*Work required*
Reproduce every entry exactly and leave its pictures out.

• • • •

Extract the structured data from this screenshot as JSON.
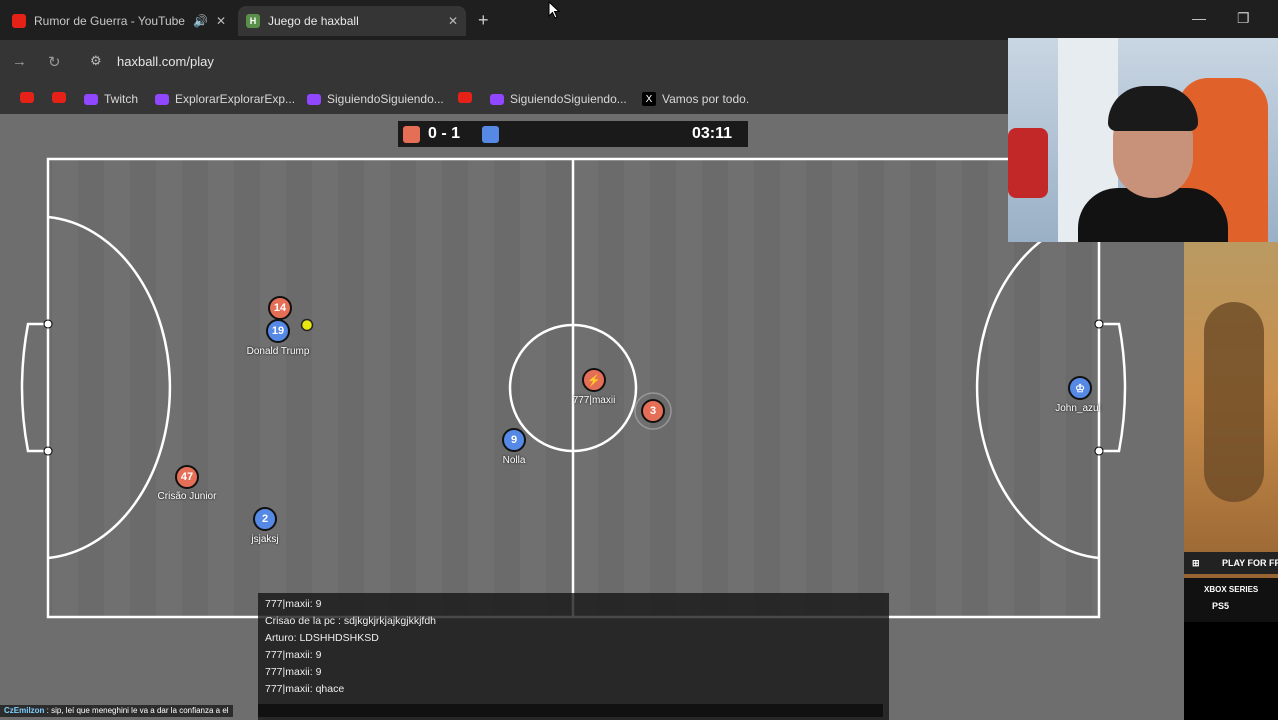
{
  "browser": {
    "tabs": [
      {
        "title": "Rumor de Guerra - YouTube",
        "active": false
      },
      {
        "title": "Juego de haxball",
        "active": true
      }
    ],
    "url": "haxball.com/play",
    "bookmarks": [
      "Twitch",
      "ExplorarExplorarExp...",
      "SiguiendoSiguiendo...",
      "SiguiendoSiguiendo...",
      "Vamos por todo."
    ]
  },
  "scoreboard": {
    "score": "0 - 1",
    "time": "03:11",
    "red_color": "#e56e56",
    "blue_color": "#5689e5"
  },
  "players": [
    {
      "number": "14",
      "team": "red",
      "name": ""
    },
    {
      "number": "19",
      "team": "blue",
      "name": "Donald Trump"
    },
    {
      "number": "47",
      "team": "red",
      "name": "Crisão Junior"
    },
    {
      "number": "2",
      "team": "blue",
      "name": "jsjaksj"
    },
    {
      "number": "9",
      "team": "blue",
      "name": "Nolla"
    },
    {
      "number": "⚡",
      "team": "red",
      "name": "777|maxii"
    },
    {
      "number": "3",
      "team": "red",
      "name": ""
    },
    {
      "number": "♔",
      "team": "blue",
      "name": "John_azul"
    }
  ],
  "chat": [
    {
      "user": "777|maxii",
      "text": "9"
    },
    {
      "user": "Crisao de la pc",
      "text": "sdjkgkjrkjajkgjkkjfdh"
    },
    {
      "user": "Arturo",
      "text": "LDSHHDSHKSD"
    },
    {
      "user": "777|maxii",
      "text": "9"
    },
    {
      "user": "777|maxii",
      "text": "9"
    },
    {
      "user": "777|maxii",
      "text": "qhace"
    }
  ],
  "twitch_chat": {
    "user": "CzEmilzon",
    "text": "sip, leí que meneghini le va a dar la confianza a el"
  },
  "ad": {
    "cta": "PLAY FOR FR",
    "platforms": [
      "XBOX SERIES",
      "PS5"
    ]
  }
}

• • • •

*Written solution*
Extract the structured data from this screenshot as JSON.
{
  "browser": {
    "tabs": [
      {
        "title": "Rumor de Guerra - YouTube",
        "active": false
      },
      {
        "title": "Juego de haxball",
        "active": true
      }
    ],
    "url": "haxball.com/play",
    "bookmarks": [
      "Twitch",
      "ExplorarExplorarExp...",
      "SiguiendoSiguiendo...",
      "SiguiendoSiguiendo...",
      "Vamos por todo."
    ]
  },
  "scoreboard": {
    "score": "0 - 1",
    "time": "03:11",
    "red_color": "#e56e56",
    "blue_color": "#5689e5"
  },
  "players": [
    {
      "number": "14",
      "team": "red",
      "name": ""
    },
    {
      "number": "19",
      "team": "blue",
      "name": "Donald Trump"
    },
    {
      "number": "47",
      "team": "red",
      "name": "Crisão Junior"
    },
    {
      "number": "2",
      "team": "blue",
      "name": "jsjaksj"
    },
    {
      "number": "9",
      "team": "blue",
      "name": "Nolla"
    },
    {
      "number": "⚡",
      "team": "red",
      "name": "777|maxii"
    },
    {
      "number": "3",
      "team": "red",
      "name": ""
    },
    {
      "number": "♔",
      "team": "blue",
      "name": "John_azul"
    }
  ],
  "chat": [
    {
      "user": "777|maxii",
      "text": "9"
    },
    {
      "user": "Crisao de la pc",
      "text": "sdjkgkjrkjajkgjkkjfdh"
    },
    {
      "user": "Arturo",
      "text": "LDSHHDSHKSD"
    },
    {
      "user": "777|maxii",
      "text": "9"
    },
    {
      "user": "777|maxii",
      "text": "9"
    },
    {
      "user": "777|maxii",
      "text": "qhace"
    }
  ],
  "twitch_chat": {
    "user": "CzEmilzon",
    "text": "sip, leí que meneghini le va a dar la confianza a el"
  },
  "ad": {
    "cta": "PLAY FOR FR",
    "platforms": [
      "XBOX SERIES",
      "PS5"
    ]
  }
}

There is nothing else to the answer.